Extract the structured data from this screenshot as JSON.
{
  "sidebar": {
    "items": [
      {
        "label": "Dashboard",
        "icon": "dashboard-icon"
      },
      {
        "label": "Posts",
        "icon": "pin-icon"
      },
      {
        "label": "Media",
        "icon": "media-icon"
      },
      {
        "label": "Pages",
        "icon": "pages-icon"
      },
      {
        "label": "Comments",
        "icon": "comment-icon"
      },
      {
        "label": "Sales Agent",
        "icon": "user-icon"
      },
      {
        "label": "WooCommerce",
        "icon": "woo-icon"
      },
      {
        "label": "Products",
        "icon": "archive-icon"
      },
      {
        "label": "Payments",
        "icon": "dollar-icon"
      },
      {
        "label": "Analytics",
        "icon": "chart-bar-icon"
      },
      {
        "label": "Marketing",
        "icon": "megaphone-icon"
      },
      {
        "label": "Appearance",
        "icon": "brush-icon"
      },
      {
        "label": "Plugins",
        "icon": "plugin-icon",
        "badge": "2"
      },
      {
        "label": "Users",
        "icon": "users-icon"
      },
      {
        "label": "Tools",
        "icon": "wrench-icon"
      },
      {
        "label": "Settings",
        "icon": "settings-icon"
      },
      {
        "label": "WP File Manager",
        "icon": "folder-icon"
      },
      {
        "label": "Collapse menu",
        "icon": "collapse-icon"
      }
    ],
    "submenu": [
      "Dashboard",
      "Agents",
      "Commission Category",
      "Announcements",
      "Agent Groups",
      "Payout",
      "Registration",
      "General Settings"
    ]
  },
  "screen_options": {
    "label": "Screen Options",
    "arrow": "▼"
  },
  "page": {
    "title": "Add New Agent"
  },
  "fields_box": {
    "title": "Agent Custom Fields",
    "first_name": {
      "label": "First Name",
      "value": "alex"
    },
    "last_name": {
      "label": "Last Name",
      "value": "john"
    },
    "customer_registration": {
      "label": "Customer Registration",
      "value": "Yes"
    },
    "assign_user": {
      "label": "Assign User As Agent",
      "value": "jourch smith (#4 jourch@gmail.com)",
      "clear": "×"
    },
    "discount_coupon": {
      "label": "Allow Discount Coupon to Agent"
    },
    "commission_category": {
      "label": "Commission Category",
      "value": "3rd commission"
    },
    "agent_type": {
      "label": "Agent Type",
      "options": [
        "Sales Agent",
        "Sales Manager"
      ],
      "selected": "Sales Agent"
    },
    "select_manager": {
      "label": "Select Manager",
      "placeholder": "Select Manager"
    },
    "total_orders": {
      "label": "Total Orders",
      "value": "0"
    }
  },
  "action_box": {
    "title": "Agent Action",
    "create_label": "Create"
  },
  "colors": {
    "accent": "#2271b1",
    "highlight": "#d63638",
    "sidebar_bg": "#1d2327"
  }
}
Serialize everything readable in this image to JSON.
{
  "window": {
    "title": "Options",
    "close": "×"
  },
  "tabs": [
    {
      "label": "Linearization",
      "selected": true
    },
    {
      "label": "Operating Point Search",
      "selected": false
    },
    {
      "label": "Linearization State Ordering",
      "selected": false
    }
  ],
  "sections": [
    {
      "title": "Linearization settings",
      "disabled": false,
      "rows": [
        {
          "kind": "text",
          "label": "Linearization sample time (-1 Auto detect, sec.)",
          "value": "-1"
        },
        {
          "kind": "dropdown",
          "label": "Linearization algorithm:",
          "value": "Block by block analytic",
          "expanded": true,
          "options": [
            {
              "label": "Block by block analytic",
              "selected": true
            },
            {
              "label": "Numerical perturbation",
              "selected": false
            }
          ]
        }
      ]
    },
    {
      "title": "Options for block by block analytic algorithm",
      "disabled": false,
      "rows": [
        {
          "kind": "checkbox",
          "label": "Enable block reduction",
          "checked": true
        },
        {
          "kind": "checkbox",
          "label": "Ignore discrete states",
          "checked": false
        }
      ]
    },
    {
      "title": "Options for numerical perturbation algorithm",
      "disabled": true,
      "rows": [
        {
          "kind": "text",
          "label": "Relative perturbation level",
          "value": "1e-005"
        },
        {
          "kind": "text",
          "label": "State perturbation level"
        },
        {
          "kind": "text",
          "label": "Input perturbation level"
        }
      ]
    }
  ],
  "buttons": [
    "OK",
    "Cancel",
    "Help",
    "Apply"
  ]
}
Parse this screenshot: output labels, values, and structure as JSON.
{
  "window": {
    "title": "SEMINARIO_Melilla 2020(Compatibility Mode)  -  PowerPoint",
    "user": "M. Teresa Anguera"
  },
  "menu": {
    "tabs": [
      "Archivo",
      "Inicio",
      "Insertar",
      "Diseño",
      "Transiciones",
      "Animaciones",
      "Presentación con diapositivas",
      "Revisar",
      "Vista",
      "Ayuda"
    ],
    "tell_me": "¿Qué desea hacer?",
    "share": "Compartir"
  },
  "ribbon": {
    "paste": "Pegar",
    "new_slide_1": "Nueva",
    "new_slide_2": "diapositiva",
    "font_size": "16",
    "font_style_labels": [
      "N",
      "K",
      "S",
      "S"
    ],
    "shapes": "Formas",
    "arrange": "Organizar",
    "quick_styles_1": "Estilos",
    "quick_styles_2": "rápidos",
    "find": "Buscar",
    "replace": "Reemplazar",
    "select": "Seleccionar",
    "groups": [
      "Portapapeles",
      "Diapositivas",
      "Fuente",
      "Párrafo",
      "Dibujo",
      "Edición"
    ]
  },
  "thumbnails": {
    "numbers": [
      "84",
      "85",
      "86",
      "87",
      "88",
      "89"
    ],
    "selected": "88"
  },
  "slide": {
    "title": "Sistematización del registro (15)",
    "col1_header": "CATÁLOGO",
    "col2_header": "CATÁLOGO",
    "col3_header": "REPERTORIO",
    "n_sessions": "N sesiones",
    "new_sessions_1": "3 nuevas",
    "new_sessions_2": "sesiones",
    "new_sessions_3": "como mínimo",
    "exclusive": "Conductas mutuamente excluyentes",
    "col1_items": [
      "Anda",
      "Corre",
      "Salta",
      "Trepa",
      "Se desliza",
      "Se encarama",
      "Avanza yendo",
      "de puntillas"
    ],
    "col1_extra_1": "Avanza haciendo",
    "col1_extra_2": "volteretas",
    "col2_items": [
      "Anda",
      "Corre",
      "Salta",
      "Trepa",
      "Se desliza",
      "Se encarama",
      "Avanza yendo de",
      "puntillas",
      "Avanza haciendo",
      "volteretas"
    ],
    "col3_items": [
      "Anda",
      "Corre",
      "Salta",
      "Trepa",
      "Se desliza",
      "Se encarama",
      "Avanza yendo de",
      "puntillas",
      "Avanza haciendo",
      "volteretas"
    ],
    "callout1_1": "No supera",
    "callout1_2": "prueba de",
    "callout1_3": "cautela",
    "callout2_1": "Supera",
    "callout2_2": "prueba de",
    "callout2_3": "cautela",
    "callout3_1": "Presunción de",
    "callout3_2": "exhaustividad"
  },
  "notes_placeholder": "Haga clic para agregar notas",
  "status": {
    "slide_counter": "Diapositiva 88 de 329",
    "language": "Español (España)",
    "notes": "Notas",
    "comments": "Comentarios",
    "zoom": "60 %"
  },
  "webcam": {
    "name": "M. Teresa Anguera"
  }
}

*-*-*

**INSTRUCTIONS FOR THE TASK**
Write out every record shown above, word for word.

**RESULT FOR THIS TASK**
Extract the structured data from this screenshot as JSON.
{
  "sidebar": {
    "items": [
      {
        "label": "Dashboard",
        "icon": "dashboard-icon"
      },
      {
        "label": "Posts",
        "icon": "pin-icon"
      },
      {
        "label": "Media",
        "icon": "media-icon"
      },
      {
        "label": "Pages",
        "icon": "pages-icon"
      },
      {
        "label": "Comments",
        "icon": "comment-icon"
      },
      {
        "label": "Sales Agent",
        "icon": "user-icon"
      },
      {
        "label": "WooCommerce",
        "icon": "woo-icon"
      },
      {
        "label": "Products",
        "icon": "archive-icon"
      },
      {
        "label": "Payments",
        "icon": "dollar-icon"
      },
      {
        "label": "Analytics",
        "icon": "chart-bar-icon"
      },
      {
        "label": "Marketing",
        "icon": "megaphone-icon"
      },
      {
        "label": "Appearance",
        "icon": "brush-icon"
      },
      {
        "label": "Plugins",
        "icon": "plugin-icon",
        "badge": "2"
      },
      {
        "label": "Users",
        "icon": "users-icon"
      },
      {
        "label": "Tools",
        "icon": "wrench-icon"
      },
      {
        "label": "Settings",
        "icon": "settings-icon"
      },
      {
        "label": "WP File Manager",
        "icon": "folder-icon"
      },
      {
        "label": "Collapse menu",
        "icon": "collapse-icon"
      }
    ],
    "submenu": [
      "Dashboard",
      "Agents",
      "Commission Category",
      "Announcements",
      "Agent Groups",
      "Payout",
      "Registration",
      "General Settings"
    ]
  },
  "screen_options": {
    "label": "Screen Options",
    "arrow": "▼"
  },
  "page": {
    "title": "Add New Agent"
  },
  "fields_box": {
    "title": "Agent Custom Fields",
    "first_name": {
      "label": "First Name",
      "value": "alex"
    },
    "last_name": {
      "label": "Last Name",
      "value": "john"
    },
    "customer_registration": {
      "label": "Customer Registration",
      "value": "Yes"
    },
    "assign_user": {
      "label": "Assign User As Agent",
      "value": "jourch smith (#4 jourch@gmail.com)",
      "clear": "×"
    },
    "discount_coupon": {
      "label": "Allow Discount Coupon to Agent"
    },
    "commission_category": {
      "label": "Commission Category",
      "value": "3rd commission"
    },
    "agent_type": {
      "label": "Agent Type",
      "options": [
        "Sales Agent",
        "Sales Manager"
      ],
      "selected": "Sales Agent"
    },
    "select_manager": {
      "label": "Select Manager",
      "placeholder": "Select Manager"
    },
    "total_orders": {
      "label": "Total Orders",
      "value": "0"
    }
  },
  "action_box": {
    "title": "Agent Action",
    "create_label": "Create"
  },
  "colors": {
    "accent": "#2271b1",
    "highlight": "#d63638",
    "sidebar_bg": "#1d2327"
  }
}
Serialize everything readable in this image to JSON.
{
  "window": {
    "title": "Options",
    "close": "×"
  },
  "tabs": [
    {
      "label": "Linearization",
      "selected": true
    },
    {
      "label": "Operating Point Search",
      "selected": false
    },
    {
      "label": "Linearization State Ordering",
      "selected": false
    }
  ],
  "sections": [
    {
      "title": "Linearization settings",
      "disabled": false,
      "rows": [
        {
          "kind": "text",
          "label": "Linearization sample time (-1 Auto detect, sec.)",
          "value": "-1"
        },
        {
          "kind": "dropdown",
          "label": "Linearization algorithm:",
          "value": "Block by block analytic",
          "expanded": true,
          "options": [
            {
              "label": "Block by block analytic",
              "selected": true
            },
            {
              "label": "Numerical perturbation",
              "selected": false
            }
          ]
        }
      ]
    },
    {
      "title": "Options for block by block analytic algorithm",
      "disabled": false,
      "rows": [
        {
          "kind": "checkbox",
          "label": "Enable block reduction",
          "checked": true
        },
        {
          "kind": "checkbox",
          "label": "Ignore discrete states",
          "checked": false
        }
      ]
    },
    {
      "title": "Options for numerical perturbation algorithm",
      "disabled": true,
      "rows": [
        {
          "kind": "text",
          "label": "Relative perturbation level",
          "value": "1e-005"
        },
        {
          "kind": "text",
          "label": "State perturbation level"
        },
        {
          "kind": "text",
          "label": "Input perturbation level"
        }
      ]
    }
  ],
  "buttons": [
    "OK",
    "Cancel",
    "Help",
    "Apply"
  ]
}
Parse this screenshot: output labels, values, and structure as JSON.
{
  "window": {
    "title": "SEMINARIO_Melilla 2020(Compatibility Mode)  -  PowerPoint",
    "user": "M. Teresa Anguera"
  },
  "menu": {
    "tabs": [
      "Archivo",
      "Inicio",
      "Insertar",
      "Diseño",
      "Transiciones",
      "Animaciones",
      "Presentación con diapositivas",
      "Revisar",
      "Vista",
      "Ayuda"
    ],
    "tell_me": "¿Qué desea hacer?",
    "share": "Compartir"
  },
  "ribbon": {
    "paste": "Pegar",
    "new_slide_1": "Nueva",
    "new_slide_2": "diapositiva",
    "font_size": "16",
    "font_style_labels": [
      "N",
      "K",
      "S",
      "S"
    ],
    "shapes": "Formas",
    "arrange": "Organizar",
    "quick_styles_1": "Estilos",
    "quick_styles_2": "rápidos",
    "find": "Buscar",
    "replace": "Reemplazar",
    "select": "Seleccionar",
    "groups": [
      "Portapapeles",
      "Diapositivas",
      "Fuente",
      "Párrafo",
      "Dibujo",
      "Edición"
    ]
  },
  "thumbnails": {
    "numbers": [
      "84",
      "85",
      "86",
      "87",
      "88",
      "89"
    ],
    "selected": "88"
  },
  "slide": {
    "title": "Sistematización del registro (15)",
    "col1_header": "CATÁLOGO",
    "col2_header": "CATÁLOGO",
    "col3_header": "REPERTORIO",
    "n_sessions": "N sesiones",
    "new_sessions_1": "3 nuevas",
    "new_sessions_2": "sesiones",
    "new_sessions_3": "como mínimo",
    "exclusive": "Conductas mutuamente excluyentes",
    "col1_items": [
      "Anda",
      "Corre",
      "Salta",
      "Trepa",
      "Se desliza",
      "Se encarama",
      "Avanza yendo",
      "de puntillas"
    ],
    "col1_extra_1": "Avanza haciendo",
    "col1_extra_2": "volteretas",
    "col2_items": [
      "Anda",
      "Corre",
      "Salta",
      "Trepa",
      "Se desliza",
      "Se encarama",
      "Avanza yendo de",
      "puntillas",
      "Avanza haciendo",
      "volteretas"
    ],
    "col3_items": [
      "Anda",
      "Corre",
      "Salta",
      "Trepa",
      "Se desliza",
      "Se encarama",
      "Avanza yendo de",
      "puntillas",
      "Avanza haciendo",
      "volteretas"
    ],
    "callout1_1": "No supera",
    "callout1_2": "prueba de",
    "callout1_3": "cautela",
    "callout2_1": "Supera",
    "callout2_2": "prueba de",
    "callout2_3": "cautela",
    "callout3_1": "Presunción de",
    "callout3_2": "exhaustividad"
  },
  "notes_placeholder": "Haga clic para agregar notas",
  "status": {
    "slide_counter": "Diapositiva 88 de 329",
    "language": "Español (España)",
    "notes": "Notas",
    "comments": "Comentarios",
    "zoom": "60 %"
  },
  "webcam": {
    "name": "M. Teresa Anguera"
  }
}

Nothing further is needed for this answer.